Problem details - Compile every line that includes the word "Oberbergischen".

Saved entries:
** BEGIN **
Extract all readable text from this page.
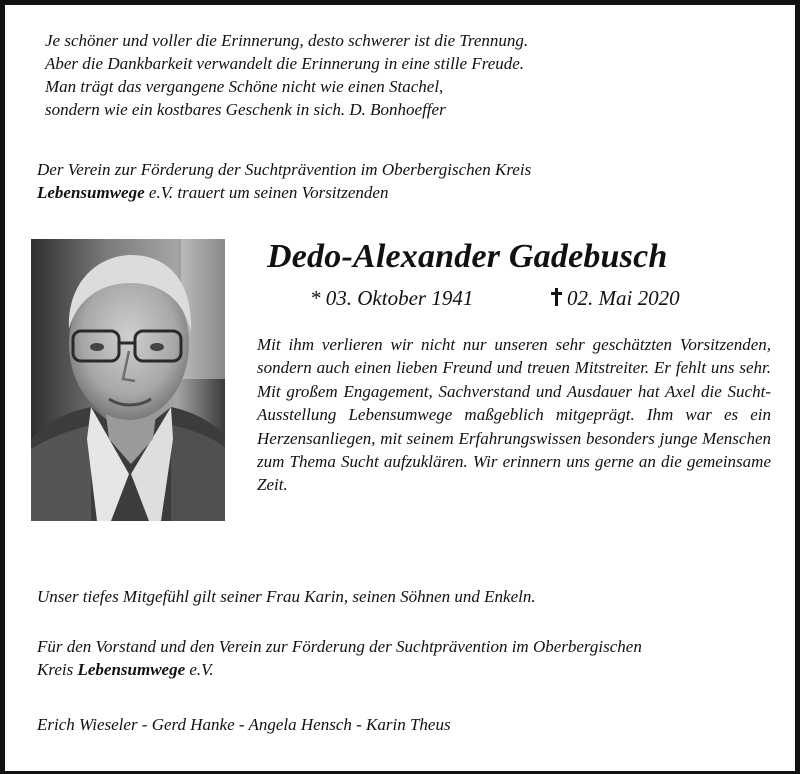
Je schöner und voller die Erinnerung, desto schwerer ist die Trennung.
Aber die Dankbarkeit verwandelt die Erinnerung in eine stille Freude.
Man trägt das vergangene Schöne nicht wie einen Stachel,
sondern wie ein kostbares Geschenk in sich. D. Bonhoeffer
Der Verein zur Förderung der Suchtprävention im Oberbergischen Kreis
Lebensumwege e.V. trauert um seinen Vorsitzenden
Dedo-Alexander Gadebusch
* 03. Oktober 1941	02. Mai 2020
Mit ihm verlieren wir nicht nur unseren sehr geschätzten Vorsitzenden, sondern auch einen lieben Freund und treuen Mitstreiter. Er fehlt uns sehr. Mit großem Engagement, Sachverstand und Ausdauer hat Axel die Sucht-Ausstellung Lebensumwege maßgeblich mitgeprägt. Ihm war es ein Herzensanliegen, mit seinem Erfahrungswissen besonders junge Menschen zum Thema Sucht aufzuklären. Wir erinnern uns gerne an die gemeinsame Zeit.
Unser tiefes Mitgefühl gilt seiner Frau Karin, seinen Söhnen und Enkeln.
Für den Vorstand und den Verein zur Förderung der Suchtprävention im Oberbergischen
Kreis Lebensumwege e.V.
Erich Wieseler - Gerd Hanke - Angela Hensch - Karin Theus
** END **
Task answer -
Der Verein zur Förderung der Suchtprävention im Oberbergischen Kreis
Für den Vorstand und den Verein zur Förderung der Suchtprävention im Oberbergischen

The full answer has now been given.